** start SUPPLIED INFORMATION **
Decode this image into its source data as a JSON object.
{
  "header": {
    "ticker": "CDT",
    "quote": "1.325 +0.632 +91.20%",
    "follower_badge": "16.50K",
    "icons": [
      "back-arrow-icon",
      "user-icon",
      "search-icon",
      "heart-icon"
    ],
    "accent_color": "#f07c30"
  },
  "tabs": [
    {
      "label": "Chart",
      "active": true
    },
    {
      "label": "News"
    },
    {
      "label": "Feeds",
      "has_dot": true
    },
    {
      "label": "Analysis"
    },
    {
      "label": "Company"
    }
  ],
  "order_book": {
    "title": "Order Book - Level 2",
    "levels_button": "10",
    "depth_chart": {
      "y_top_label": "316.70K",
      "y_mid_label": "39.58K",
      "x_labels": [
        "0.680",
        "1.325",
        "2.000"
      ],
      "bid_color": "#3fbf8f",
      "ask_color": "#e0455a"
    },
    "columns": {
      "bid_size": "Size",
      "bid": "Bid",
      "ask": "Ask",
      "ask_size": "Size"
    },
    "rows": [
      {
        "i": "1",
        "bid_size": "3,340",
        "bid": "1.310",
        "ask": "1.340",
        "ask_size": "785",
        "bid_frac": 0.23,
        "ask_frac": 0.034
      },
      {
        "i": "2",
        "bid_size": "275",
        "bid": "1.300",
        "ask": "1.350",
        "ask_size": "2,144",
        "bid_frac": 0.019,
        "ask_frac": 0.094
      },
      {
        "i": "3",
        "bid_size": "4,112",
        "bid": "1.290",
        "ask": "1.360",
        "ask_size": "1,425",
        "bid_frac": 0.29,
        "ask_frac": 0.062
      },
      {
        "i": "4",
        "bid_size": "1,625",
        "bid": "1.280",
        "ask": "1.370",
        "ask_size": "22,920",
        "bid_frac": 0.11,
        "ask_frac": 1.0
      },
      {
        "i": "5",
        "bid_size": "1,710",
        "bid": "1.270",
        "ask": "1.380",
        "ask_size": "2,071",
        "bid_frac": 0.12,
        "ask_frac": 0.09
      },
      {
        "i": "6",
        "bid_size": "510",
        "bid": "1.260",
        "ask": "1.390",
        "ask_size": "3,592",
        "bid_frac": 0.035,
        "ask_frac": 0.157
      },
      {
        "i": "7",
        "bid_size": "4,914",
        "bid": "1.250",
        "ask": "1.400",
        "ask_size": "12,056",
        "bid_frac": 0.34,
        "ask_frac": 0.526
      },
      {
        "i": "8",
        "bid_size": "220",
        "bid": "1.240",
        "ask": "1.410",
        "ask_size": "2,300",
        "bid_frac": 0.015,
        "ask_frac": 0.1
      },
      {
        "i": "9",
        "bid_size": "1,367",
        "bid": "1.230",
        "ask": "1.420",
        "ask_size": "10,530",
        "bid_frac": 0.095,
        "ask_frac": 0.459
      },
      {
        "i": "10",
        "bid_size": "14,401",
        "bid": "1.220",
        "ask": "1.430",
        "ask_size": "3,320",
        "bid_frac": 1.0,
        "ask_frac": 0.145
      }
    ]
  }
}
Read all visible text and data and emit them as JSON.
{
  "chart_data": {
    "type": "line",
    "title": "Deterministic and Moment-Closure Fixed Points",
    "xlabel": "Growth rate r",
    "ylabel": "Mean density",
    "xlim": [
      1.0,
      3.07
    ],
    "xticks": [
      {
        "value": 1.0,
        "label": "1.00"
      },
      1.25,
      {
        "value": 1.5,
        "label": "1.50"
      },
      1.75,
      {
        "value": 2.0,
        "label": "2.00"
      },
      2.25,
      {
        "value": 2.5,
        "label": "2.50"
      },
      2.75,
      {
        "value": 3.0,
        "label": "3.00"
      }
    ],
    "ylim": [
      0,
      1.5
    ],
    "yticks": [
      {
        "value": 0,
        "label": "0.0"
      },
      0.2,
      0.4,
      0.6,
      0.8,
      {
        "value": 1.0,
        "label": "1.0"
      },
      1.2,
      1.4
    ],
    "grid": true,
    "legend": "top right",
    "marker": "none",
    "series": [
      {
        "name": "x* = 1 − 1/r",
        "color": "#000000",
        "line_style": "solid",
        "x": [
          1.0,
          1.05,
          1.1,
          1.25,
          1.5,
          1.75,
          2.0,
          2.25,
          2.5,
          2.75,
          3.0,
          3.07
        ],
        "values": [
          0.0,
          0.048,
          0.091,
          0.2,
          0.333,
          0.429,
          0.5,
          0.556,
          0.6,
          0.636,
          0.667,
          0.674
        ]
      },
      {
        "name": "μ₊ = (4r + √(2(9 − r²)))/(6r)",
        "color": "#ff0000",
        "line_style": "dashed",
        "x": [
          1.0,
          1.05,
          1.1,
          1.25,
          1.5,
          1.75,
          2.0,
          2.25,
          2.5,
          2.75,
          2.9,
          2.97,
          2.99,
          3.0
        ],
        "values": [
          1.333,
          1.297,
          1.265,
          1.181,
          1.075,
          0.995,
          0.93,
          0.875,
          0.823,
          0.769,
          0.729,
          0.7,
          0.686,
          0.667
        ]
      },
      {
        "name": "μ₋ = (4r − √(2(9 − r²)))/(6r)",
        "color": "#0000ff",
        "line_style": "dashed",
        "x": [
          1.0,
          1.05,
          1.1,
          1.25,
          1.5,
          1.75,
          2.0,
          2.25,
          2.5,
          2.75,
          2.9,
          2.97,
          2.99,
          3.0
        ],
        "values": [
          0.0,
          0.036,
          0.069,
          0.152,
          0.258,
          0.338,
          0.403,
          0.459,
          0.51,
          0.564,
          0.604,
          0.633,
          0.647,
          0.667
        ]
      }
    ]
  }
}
** end SUPPLIED INFORMATION **
TO DO: Repeat the listing above without any change.

EXERCISE RESPONSE:
Decode this image into its source data as a JSON object.
{
  "header": {
    "ticker": "CDT",
    "quote": "1.325 +0.632 +91.20%",
    "follower_badge": "16.50K",
    "icons": [
      "back-arrow-icon",
      "user-icon",
      "search-icon",
      "heart-icon"
    ],
    "accent_color": "#f07c30"
  },
  "tabs": [
    {
      "label": "Chart",
      "active": true
    },
    {
      "label": "News"
    },
    {
      "label": "Feeds",
      "has_dot": true
    },
    {
      "label": "Analysis"
    },
    {
      "label": "Company"
    }
  ],
  "order_book": {
    "title": "Order Book - Level 2",
    "levels_button": "10",
    "depth_chart": {
      "y_top_label": "316.70K",
      "y_mid_label": "39.58K",
      "x_labels": [
        "0.680",
        "1.325",
        "2.000"
      ],
      "bid_color": "#3fbf8f",
      "ask_color": "#e0455a"
    },
    "columns": {
      "bid_size": "Size",
      "bid": "Bid",
      "ask": "Ask",
      "ask_size": "Size"
    },
    "rows": [
      {
        "i": "1",
        "bid_size": "3,340",
        "bid": "1.310",
        "ask": "1.340",
        "ask_size": "785",
        "bid_frac": 0.23,
        "ask_frac": 0.034
      },
      {
        "i": "2",
        "bid_size": "275",
        "bid": "1.300",
        "ask": "1.350",
        "ask_size": "2,144",
        "bid_frac": 0.019,
        "ask_frac": 0.094
      },
      {
        "i": "3",
        "bid_size": "4,112",
        "bid": "1.290",
        "ask": "1.360",
        "ask_size": "1,425",
        "bid_frac": 0.29,
        "ask_frac": 0.062
      },
      {
        "i": "4",
        "bid_size": "1,625",
        "bid": "1.280",
        "ask": "1.370",
        "ask_size": "22,920",
        "bid_frac": 0.11,
        "ask_frac": 1.0
      },
      {
        "i": "5",
        "bid_size": "1,710",
        "bid": "1.270",
        "ask": "1.380",
        "ask_size": "2,071",
        "bid_frac": 0.12,
        "ask_frac": 0.09
      },
      {
        "i": "6",
        "bid_size": "510",
        "bid": "1.260",
        "ask": "1.390",
        "ask_size": "3,592",
        "bid_frac": 0.035,
        "ask_frac": 0.157
      },
      {
        "i": "7",
        "bid_size": "4,914",
        "bid": "1.250",
        "ask": "1.400",
        "ask_size": "12,056",
        "bid_frac": 0.34,
        "ask_frac": 0.526
      },
      {
        "i": "8",
        "bid_size": "220",
        "bid": "1.240",
        "ask": "1.410",
        "ask_size": "2,300",
        "bid_frac": 0.015,
        "ask_frac": 0.1
      },
      {
        "i": "9",
        "bid_size": "1,367",
        "bid": "1.230",
        "ask": "1.420",
        "ask_size": "10,530",
        "bid_frac": 0.095,
        "ask_frac": 0.459
      },
      {
        "i": "10",
        "bid_size": "14,401",
        "bid": "1.220",
        "ask": "1.430",
        "ask_size": "3,320",
        "bid_frac": 1.0,
        "ask_frac": 0.145
      }
    ]
  }
}
Read all visible text and data and emit them as JSON.
{
  "chart_data": {
    "type": "line",
    "title": "Deterministic and Moment-Closure Fixed Points",
    "xlabel": "Growth rate r",
    "ylabel": "Mean density",
    "xlim": [
      1.0,
      3.07
    ],
    "xticks": [
      {
        "value": 1.0,
        "label": "1.00"
      },
      1.25,
      {
        "value": 1.5,
        "label": "1.50"
      },
      1.75,
      {
        "value": 2.0,
        "label": "2.00"
      },
      2.25,
      {
        "value": 2.5,
        "label": "2.50"
      },
      2.75,
      {
        "value": 3.0,
        "label": "3.00"
      }
    ],
    "ylim": [
      0,
      1.5
    ],
    "yticks": [
      {
        "value": 0,
        "label": "0.0"
      },
      0.2,
      0.4,
      0.6,
      0.8,
      {
        "value": 1.0,
        "label": "1.0"
      },
      1.2,
      1.4
    ],
    "grid": true,
    "legend": "top right",
    "marker": "none",
    "series": [
      {
        "name": "x* = 1 − 1/r",
        "color": "#000000",
        "line_style": "solid",
        "x": [
          1.0,
          1.05,
          1.1,
          1.25,
          1.5,
          1.75,
          2.0,
          2.25,
          2.5,
          2.75,
          3.0,
          3.07
        ],
        "values": [
          0.0,
          0.048,
          0.091,
          0.2,
          0.333,
          0.429,
          0.5,
          0.556,
          0.6,
          0.636,
          0.667,
          0.674
        ]
      },
      {
        "name": "μ₊ = (4r + √(2(9 − r²)))/(6r)",
        "color": "#ff0000",
        "line_style": "dashed",
        "x": [
          1.0,
          1.05,
          1.1,
          1.25,
          1.5,
          1.75,
          2.0,
          2.25,
          2.5,
          2.75,
          2.9,
          2.97,
          2.99,
          3.0
        ],
        "values": [
          1.333,
          1.297,
          1.265,
          1.181,
          1.075,
          0.995,
          0.93,
          0.875,
          0.823,
          0.769,
          0.729,
          0.7,
          0.686,
          0.667
        ]
      },
      {
        "name": "μ₋ = (4r − √(2(9 − r²)))/(6r)",
        "color": "#0000ff",
        "line_style": "dashed",
        "x": [
          1.0,
          1.05,
          1.1,
          1.25,
          1.5,
          1.75,
          2.0,
          2.25,
          2.5,
          2.75,
          2.9,
          2.97,
          2.99,
          3.0
        ],
        "values": [
          0.0,
          0.036,
          0.069,
          0.152,
          0.258,
          0.338,
          0.403,
          0.459,
          0.51,
          0.564,
          0.604,
          0.633,
          0.647,
          0.667
        ]
      }
    ]
  }
}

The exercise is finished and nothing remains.